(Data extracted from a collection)
++++++++++

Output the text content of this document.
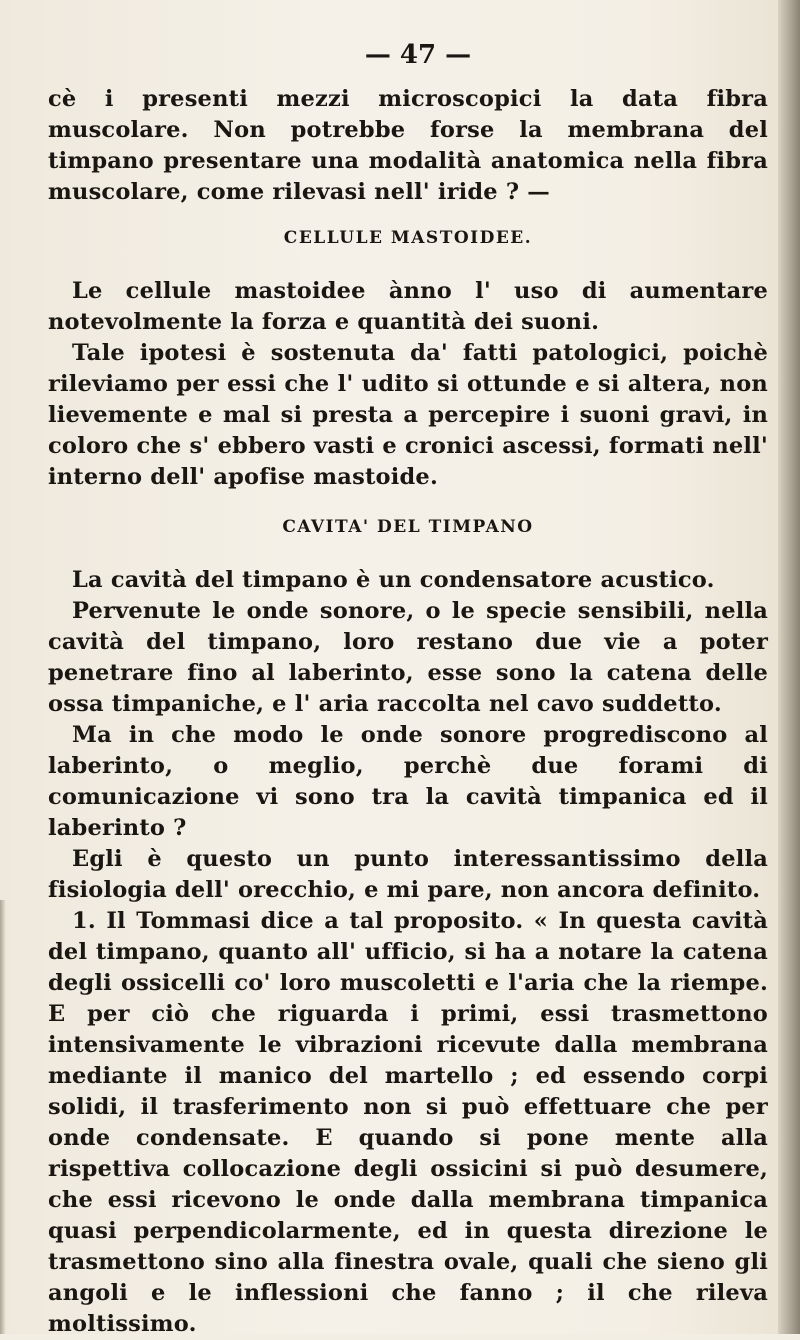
— 47 —

cè i presenti mezzi microscopici la data fibra muscolare. Non potrebbe forse la membrana del timpano presentare una modalità anatomica nella fibra muscolare, come rilevasi nell' iride ? —

CELLULE MASTOIDEE.

Le cellule mastoidee ànno l' uso di aumentare notevolmente la forza e quantità dei suoni.

Tale ipotesi è sostenuta da' fatti patologici, poichè rileviamo per essi che l' udito si ottunde e si altera, non lievemente e mal si presta a percepire i suoni gravi, in coloro che s' ebbero vasti e cronici ascessi, formati nell' interno dell' apofise mastoide.

CAVITA' DEL TIMPANO

La cavità del timpano è un condensatore acustico.

Pervenute le onde sonore, o le specie sensibili, nella cavità del timpano, loro restano due vie a poter penetrare fino al laberinto, esse sono la catena delle ossa timpaniche, e l' aria raccolta nel cavo suddetto.

Ma in che modo le onde sonore progrediscono al laberinto, o meglio, perchè due forami di comunicazione vi sono tra la cavità timpanica ed il laberinto ?

Egli è questo un punto interessantissimo della fisiologia dell' orecchio, e mi pare, non ancora definito.

1. Il Tommasi dice a tal proposito. « In questa cavità del timpano, quanto all' ufficio, si ha a notare la catena degli ossicelli co' loro muscoletti e l'aria che la riempe. E per ciò che riguarda i primi, essi trasmettono intensivamente le vibrazioni ricevute dalla membrana mediante il manico del martello ; ed essendo corpi solidi, il trasferimento non si può effettuare che per onde condensate. E quando si pone mente alla rispettiva collocazione degli ossicini si può desumere, che essi ricevono le onde dalla membrana timpanica quasi perpendicolarmente, ed in questa direzione le trasmettono sino alla finestra ovale, quali che sieno gli angoli e le inflessioni che fanno ; il che rileva moltissimo.
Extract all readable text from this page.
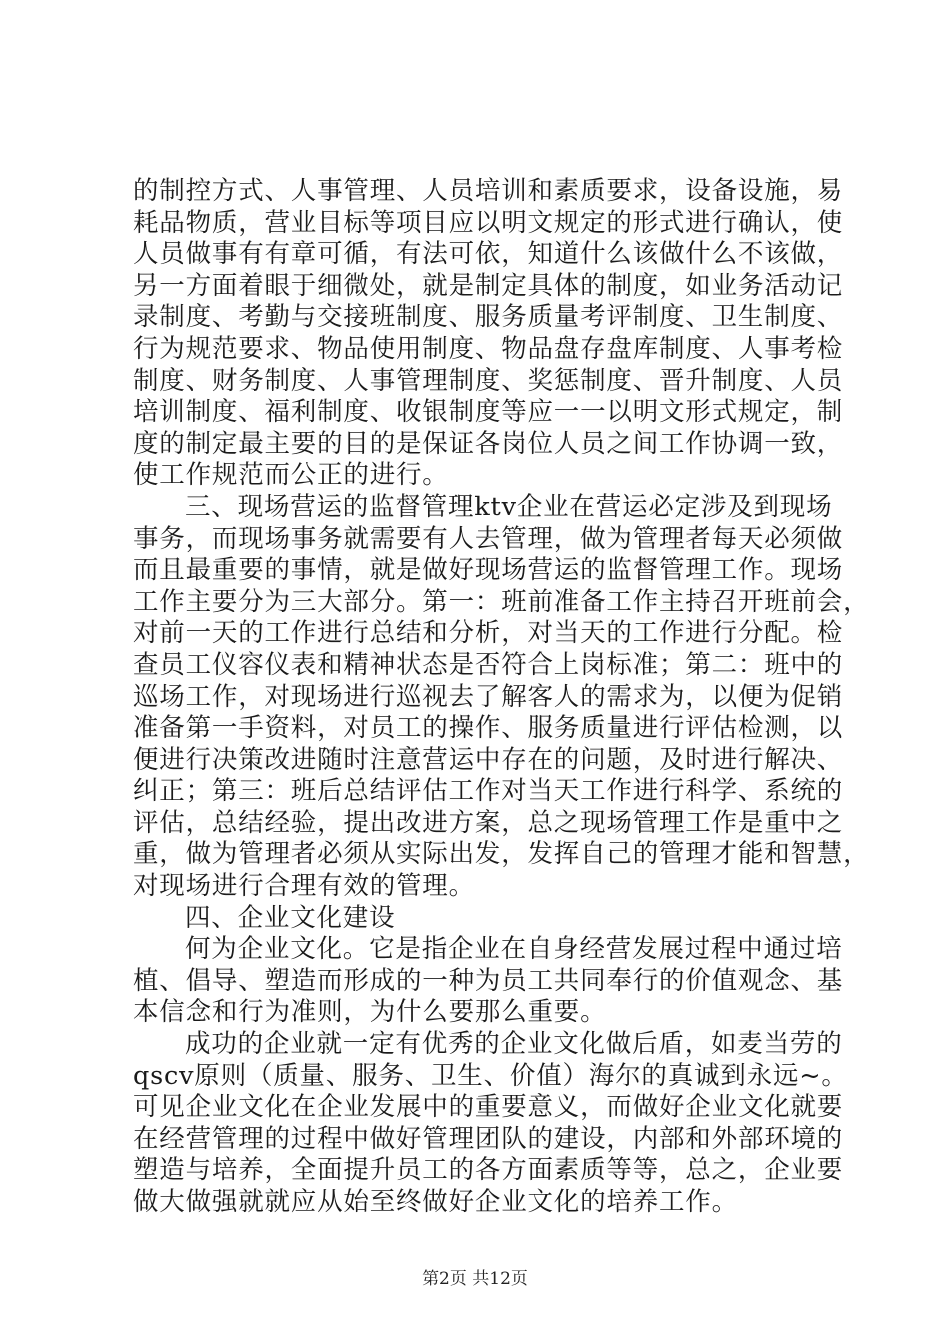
的制控方式、人事管理、人员培训和素质要求，设备设施，易
耗品物质，营业目标等项目应以明文规定的形式进行确认，使
人员做事有有章可循，有法可依，知道什么该做什么不该做，
另一方面着眼于细微处，就是制定具体的制度，如业务活动记
录制度、考勤与交接班制度、服务质量考评制度、卫生制度、
行为规范要求、物品使用制度、物品盘存盘库制度、人事考检
制度、财务制度、人事管理制度、奖惩制度、晋升制度、人员
培训制度、福利制度、收银制度等应一一以明文形式规定，制
度的制定最主要的目的是保证各岗位人员之间工作协调一致，
使工作规范而公正的进行。
三、现场营运的监督管理ktv企业在营运必定涉及到现场
事务，而现场事务就需要有人去管理，做为管理者每天必须做
而且最重要的事情，就是做好现场营运的监督管理工作。现场
工作主要分为三大部分。第一：班前准备工作主持召开班前会，
对前一天的工作进行总结和分析，对当天的工作进行分配。检
查员工仪容仪表和精神状态是否符合上岗标准；第二：班中的
巡场工作，对现场进行巡视去了解客人的需求为，以便为促销
准备第一手资料，对员工的操作、服务质量进行评估检测，以
便进行决策改进随时注意营运中存在的问题，及时进行解决、
纠正；第三：班后总结评估工作对当天工作进行科学、系统的
评估，总结经验，提出改进方案，总之现场管理工作是重中之
重，做为管理者必须从实际出发，发挥自己的管理才能和智慧，
对现场进行合理有效的管理。
四、企业文化建设
何为企业文化。它是指企业在自身经营发展过程中通过培
植、倡导、塑造而形成的一种为员工共同奉行的价值观念、基
本信念和行为准则，为什么要那么重要。
成功的企业就一定有优秀的企业文化做后盾，如麦当劳的
qscv原则（质量、服务、卫生、价值）海尔的真诚到永远~。
可见企业文化在企业发展中的重要意义，而做好企业文化就要
在经营管理的过程中做好管理团队的建设，内部和外部环境的
塑造与培养，全面提升员工的各方面素质等等，总之，企业要
做大做强就就应从始至终做好企业文化的培养工作。
第2页 共12页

++++++++++

**STATED PROBLEM**:
Tell how many lines of the material above hold "text", answering with a bare number.

**TASK ANSWER**:
2